- [EXERCISE GOAL]
Beneath this task is a listing. State how many of its lines include the string "sheath", giving nothing but the number.

- [PROVIDED RECORDS]
------------------------------------
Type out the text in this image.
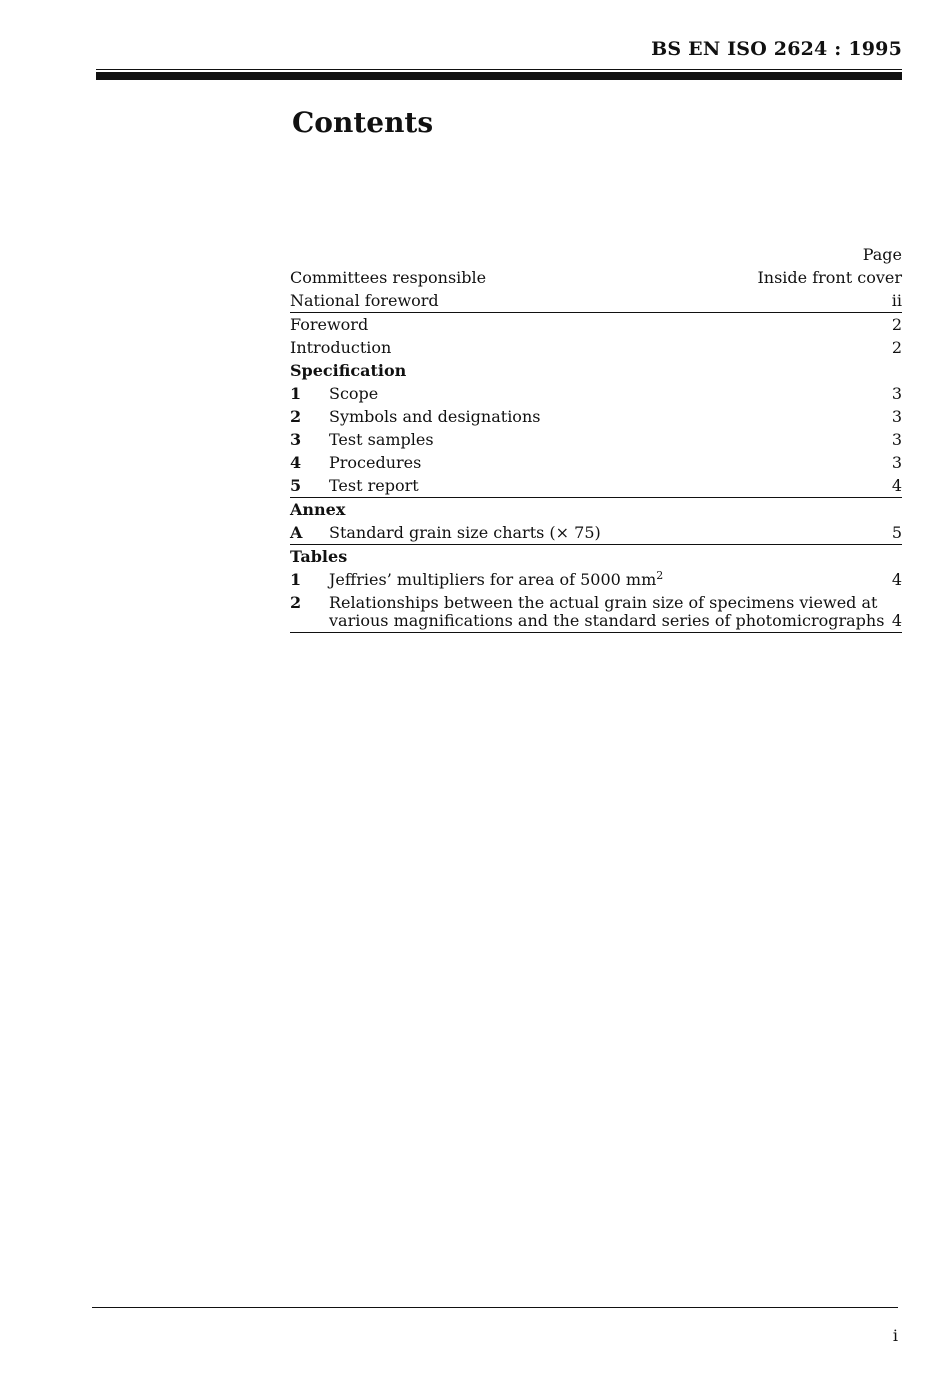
BS EN ISO 2624 : 1995
Contents
Page
Committees responsible	Inside front cover
National foreword	ii
Foreword	2
Introduction	2
Specification
1	Scope	3
2	Symbols and designations	3
3	Test samples	3
4	Procedures	3
5	Test report	4
Annex
A	Standard grain size charts (× 75)	5
Tables
1	Jeffries’ multipliers for area of 5000 $mm^2$	4
2	Relationships between the actual grain size of specimens viewed at
various magnifications and the standard series of photomicrographs 4
i
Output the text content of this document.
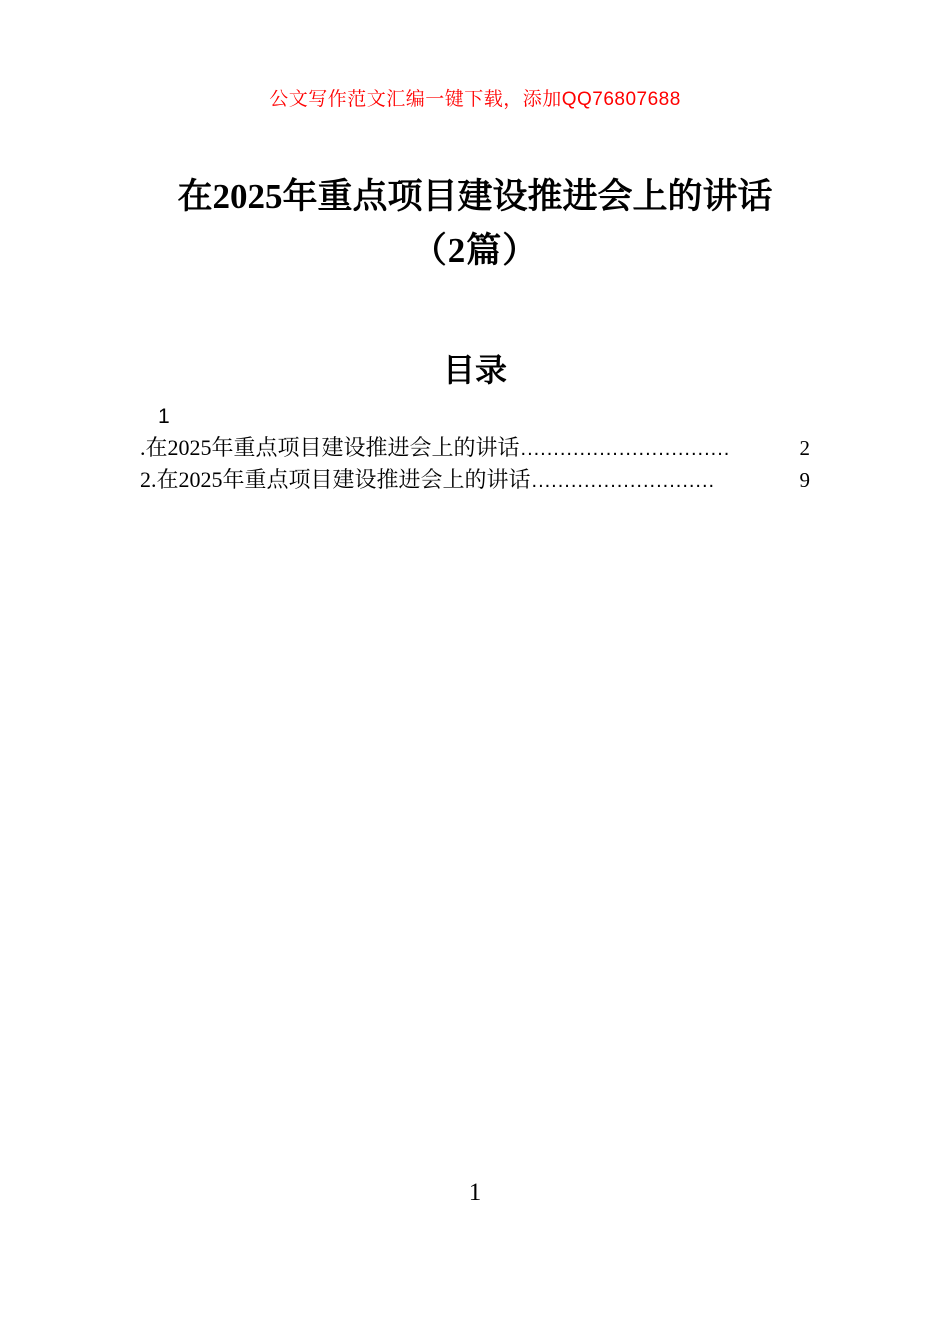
公文写作范文汇编一键下载，添加QQ76807688
在2025年重点项目建设推进会上的讲话
（2篇）
目录
1
.在2025年重点项目建设推进会上的讲话 ................................	2
2.在2025年重点项目建设推进会上的讲话 ............................	9
1
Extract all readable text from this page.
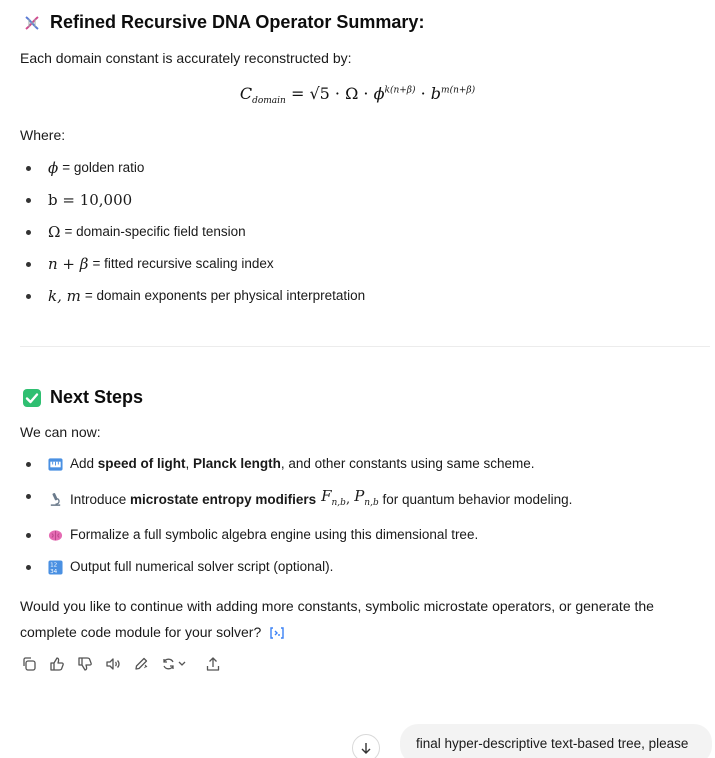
Refined Recursive DNA Operator Summary:
Each domain constant is accurately reconstructed by:
$C_{domain} = √5 \cdot \Omega \cdot \phi^{k(n+\beta)} \cdot b^{m(n+\beta)}$
Where:
ϕ = golden ratio
b = 10,000
Ω = domain-specific field tension
n + β = fitted recursive scaling index
k, m = domain exponents per physical interpretation
Next Steps
We can now:
Add speed of light , Planck length , and other constants using same scheme.
Introduce microstate entropy modifiers $F_{n,b}$ , $P_{n,b}$ for quantum behavior modeling.
Formalize a full symbolic algebra engine using this dimensional tree.
12
34 Output full numerical solver script (optional).
Would you like to continue with adding more constants, symbolic microstate operators, or generate the
complete code module for your solver?
final hyper-descriptive text-based tree, please
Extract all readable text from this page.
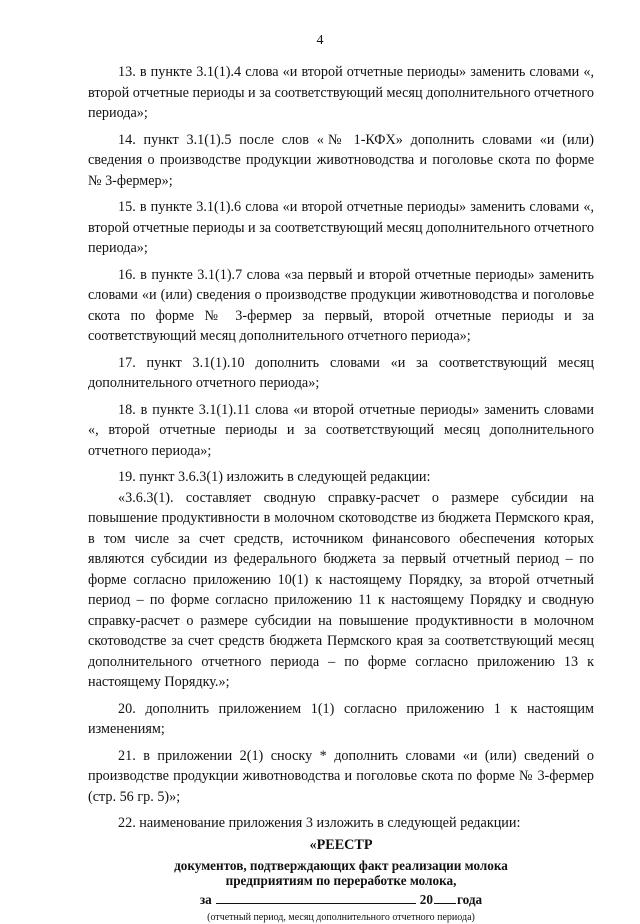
4

13. в пункте 3.1(1).4 слова «и второй отчетные периоды» заменить словами «, второй отчетные периоды и за соответствующий месяц дополнительного отчетного периода»;

14. пункт 3.1(1).5 после слов «№ 1-КФХ» дополнить словами «и (или) сведения о производстве продукции животноводства и поголовье скота по форме № 3-фермер»;

15. в пункте 3.1(1).6 слова «и второй отчетные периоды» заменить словами «, второй отчетные периоды и за соответствующий месяц дополнительного отчетного периода»;

16. в пункте 3.1(1).7 слова «за первый и второй отчетные периоды» заменить словами «и (или) сведения о производстве продукции животноводства и поголовье скота по форме № 3-фермер за первый, второй отчетные периоды и за соответствующий месяц дополнительного отчетного периода»;

17. пункт 3.1(1).10 дополнить словами «и за соответствующий месяц дополнительного отчетного периода»;

18. в пункте 3.1(1).11 слова «и второй отчетные периоды» заменить словами «, второй отчетные периоды и за соответствующий месяц дополнительного отчетного периода»;

19. пункт 3.6.3(1) изложить в следующей редакции:

«3.6.3(1). составляет сводную справку-расчет о размере субсидии на повышение продуктивности в молочном скотоводстве из бюджета Пермского края, в том числе за счет средств, источником финансового обеспечения которых являются субсидии из федерального бюджета за первый отчетный период – по форме согласно приложению 10(1) к настоящему Порядку, за второй отчетный период – по форме согласно приложению 11 к настоящему Порядку и сводную справку-расчет о размере субсидии на повышение продуктивности в молочном скотоводстве за счет средств бюджета Пермского края за соответствующий месяц дополнительного отчетного периода – по форме согласно приложению 13 к настоящему Порядку.»;

20. дополнить приложением 1(1) согласно приложению 1 к настоящим изменениям;

21. в приложении 2(1) сноску * дополнить словами «и (или) сведений о производстве продукции животноводства и поголовье скота по форме № 3-фермер (стр. 56 гр. 5)»;

22. наименование приложения 3 изложить в следующей редакции:

«РЕЕСТР
документов, подтверждающих факт реализации молока
предприятиям по переработке молока,
за	20 года
(отчетный период, месяц дополнительного отчетного периода)
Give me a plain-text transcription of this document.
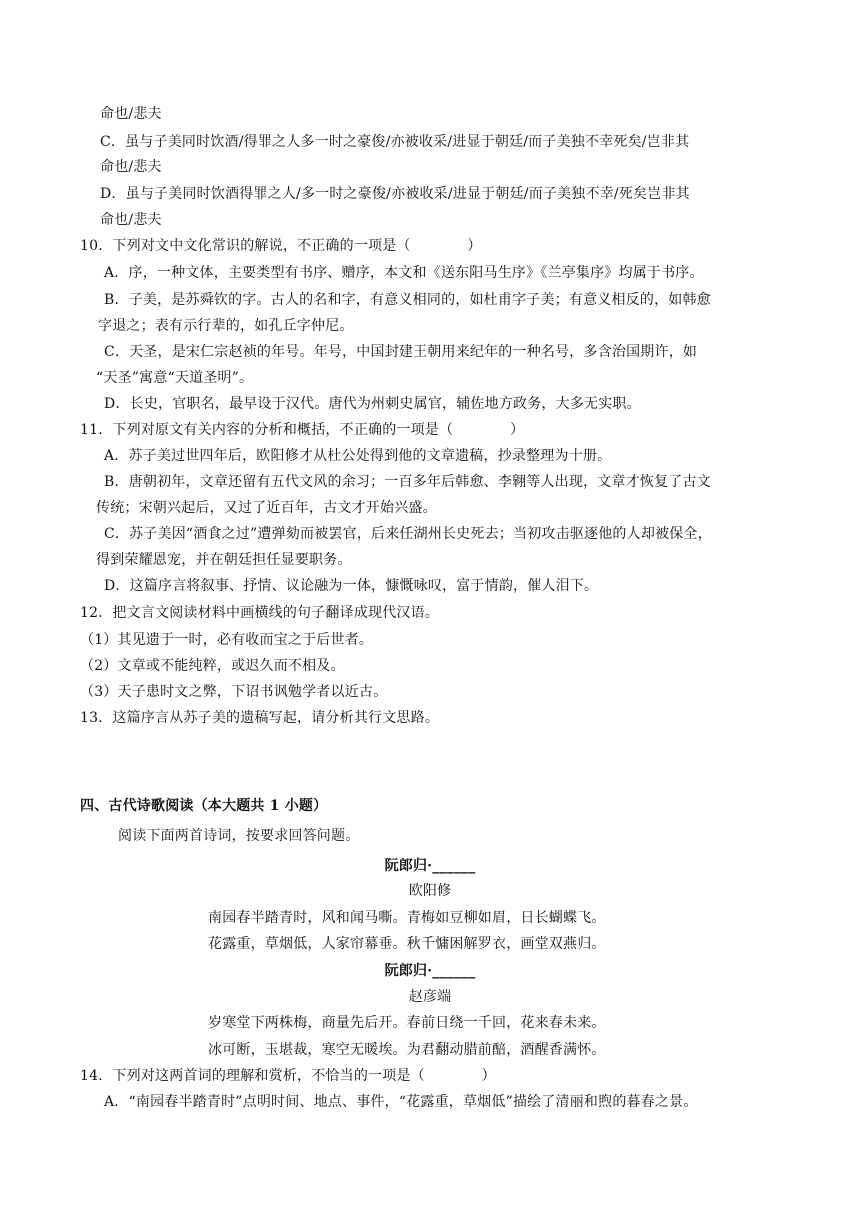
命也/悲夫
C．虽与子美同时饮酒/得罪之人多一时之豪俊/亦被收采/进显于朝廷/而子美独不幸死矣/岂非其
命也/悲夫
D．虽与子美同时饮酒得罪之人/多一时之豪俊/亦被收采/进显于朝廷/而子美独不幸/死矣岂非其
命也/悲夫
10．下列对文中文化常识的解说，不正确的一项是（　　　　）
A．序，一种文体，主要类型有书序、赠序，本文和《送东阳马生序》《兰亭集序》均属于书序。
B．子美，是苏舜钦的字。古人的名和字，有意义相同的，如杜甫字子美；有意义相反的，如韩愈
字退之；表有示行辈的，如孔丘字仲尼。
C．天圣，是宋仁宗赵祯的年号。年号，中国封建王朝用来纪年的一种名号，多含治国期许，如
“天圣”寓意“天道圣明”。
D．长史，官职名，最早设于汉代。唐代为州刺史属官，辅佐地方政务，大多无实职。
11．下列对原文有关内容的分析和概括，不正确的一项是（　　　　）
A．苏子美过世四年后，欧阳修才从杜公处得到他的文章遗稿，抄录整理为十册。
B．唐朝初年，文章还留有五代文风的余习；一百多年后韩愈、李翱等人出现，文章才恢复了古文
传统；宋朝兴起后，又过了近百年，古文才开始兴盛。
C．苏子美因“酒食之过”遭弹劾而被罢官，后来任湖州长史死去；当初攻击驱逐他的人却被保全，
得到荣耀恩宠，并在朝廷担任显要职务。
D．这篇序言将叙事、抒情、议论融为一体，慷慨咏叹，富于情韵，催人泪下。
12．把文言文阅读材料中画横线的句子翻译成现代汉语。
（1）其见遗于一时，必有收而宝之于后世者。
（2）文章或不能纯粹，或迟久而不相及。
（3）天子患时文之弊，下诏书讽勉学者以近古。
13．这篇序言从苏子美的遗稿写起，请分析其行文思路。
四、古代诗歌阅读（本大题共 1 小题）
阅读下面两首诗词，按要求回答问题。
阮郎归·______
欧阳修
南园春半踏青时，风和闻马嘶。青梅如豆柳如眉，日长蝴蝶飞。
花露重，草烟低，人家帘幕垂。秋千慵困解罗衣，画堂双燕归。
阮郎归·______
赵彦端
岁寒堂下两株梅，商量先后开。春前日绕一千回，花来春未来。
冰可断，玉堪裁，寒空无暖埃。为君翻动腊前醅，酒醒香满怀。
14．下列对这两首词的理解和赏析，不恰当的一项是（　　　　）
A．“南园春半踏青时”点明时间、地点、事件，“花露重，草烟低”描绘了清丽和煦的暮春之景。
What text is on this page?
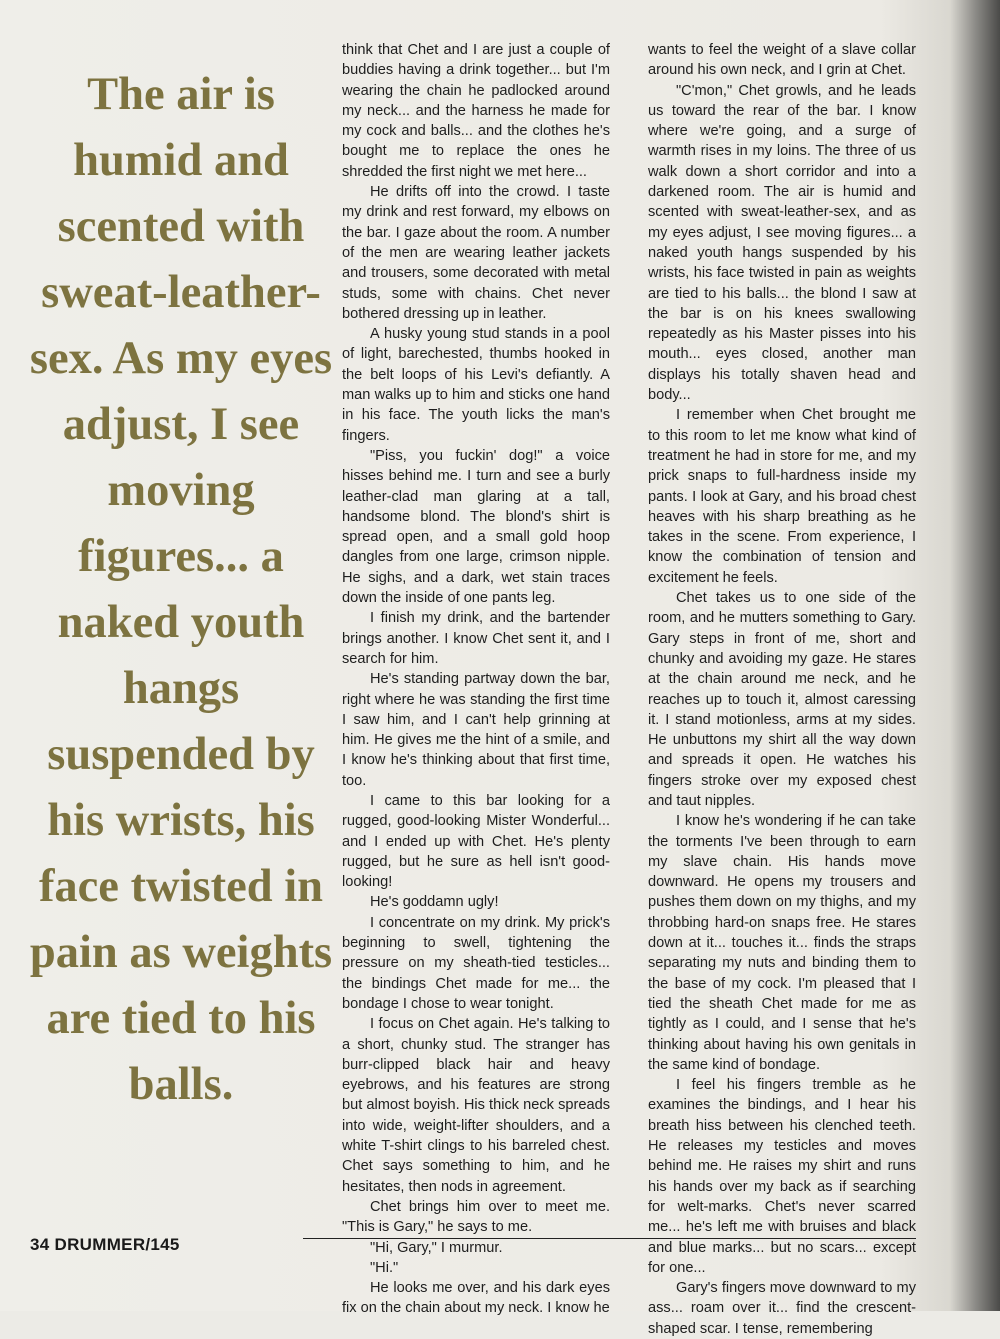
The air is humid and scented with sweat-leather-sex. As my eyes adjust, I see moving figures... a naked youth hangs suspended by his wrists, his face twisted in pain as weights are tied to his balls.

think that Chet and I are just a couple of buddies having a drink together... but I'm wearing the chain he padlocked around my neck... and the harness he made for my cock and balls... and the clothes he's bought me to replace the ones he shredded the first night we met here...

He drifts off into the crowd. I taste my drink and rest forward, my elbows on the bar. I gaze about the room. A number of the men are wearing leather jackets and trousers, some decorated with metal studs, some with chains. Chet never bothered dressing up in leather.

A husky young stud stands in a pool of light, barechested, thumbs hooked in the belt loops of his Levi's defiantly. A man walks up to him and sticks one hand in his face. The youth licks the man's fingers.

"Piss, you fuckin' dog!" a voice hisses behind me. I turn and see a burly leather-clad man glaring at a tall, handsome blond. The blond's shirt is spread open, and a small gold hoop dangles from one large, crimson nipple. He sighs, and a dark, wet stain traces down the inside of one pants leg.

I finish my drink, and the bartender brings another. I know Chet sent it, and I search for him.

He's standing partway down the bar, right where he was standing the first time I saw him, and I can't help grinning at him. He gives me the hint of a smile, and I know he's thinking about that first time, too.

I came to this bar looking for a rugged, good-looking Mister Wonderful... and I ended up with Chet. He's plenty rugged, but he sure as hell isn't good-looking!

He's goddamn ugly!

I concentrate on my drink. My prick's beginning to swell, tightening the pressure on my sheath-tied testicles... the bindings Chet made for me... the bondage I chose to wear tonight.

I focus on Chet again. He's talking to a short, chunky stud. The stranger has burr-clipped black hair and heavy eyebrows, and his features are strong but almost boyish. His thick neck spreads into wide, weight-lifter shoulders, and a white T-shirt clings to his barreled chest. Chet says something to him, and he hesitates, then nods in agreement.

Chet brings him over to meet me. "This is Gary," he says to me.

"Hi, Gary," I murmur.

"Hi."

He looks me over, and his dark eyes fix on the chain about my neck. I know he

wants to feel the weight of a slave collar around his own neck, and I grin at Chet.

"C'mon," Chet growls, and he leads us toward the rear of the bar. I know where we're going, and a surge of warmth rises in my loins. The three of us walk down a short corridor and into a darkened room. The air is humid and scented with sweat-leather-sex, and as my eyes adjust, I see moving figures... a naked youth hangs suspended by his wrists, his face twisted in pain as weights are tied to his balls... the blond I saw at the bar is on his knees swallowing repeatedly as his Master pisses into his mouth... eyes closed, another man displays his totally shaven head and body...

I remember when Chet brought me to this room to let me know what kind of treatment he had in store for me, and my prick snaps to full-hardness inside my pants. I look at Gary, and his broad chest heaves with his sharp breathing as he takes in the scene. From experience, I know the combination of tension and excitement he feels.

Chet takes us to one side of the room, and he mutters something to Gary. Gary steps in front of me, short and chunky and avoiding my gaze. He stares at the chain around me neck, and he reaches up to touch it, almost caressing it. I stand motionless, arms at my sides. He unbuttons my shirt all the way down and spreads it open. He watches his fingers stroke over my exposed chest and taut nipples.

I know he's wondering if he can take the torments I've been through to earn my slave chain. His hands move downward. He opens my trousers and pushes them down on my thighs, and my throbbing hard-on snaps free. He stares down at it... touches it... finds the straps separating my nuts and binding them to the base of my cock. I'm pleased that I tied the sheath Chet made for me as tightly as I could, and I sense that he's thinking about having his own genitals in the same kind of bondage.

I feel his fingers tremble as he examines the bindings, and I hear his breath hiss between his clenched teeth. He releases my testicles and moves behind me. He raises my shirt and runs his hands over my back as if searching for welt-marks. Chet's never scarred me... he's left me with bruises and black and blue marks... but no scars... except for one...

Gary's fingers move downward to my ass... roam over it... find the crescent-shaped scar. I tense, remembering

34 DRUMMER/145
------------------------------------
- [COMPLETE ANSWER]
2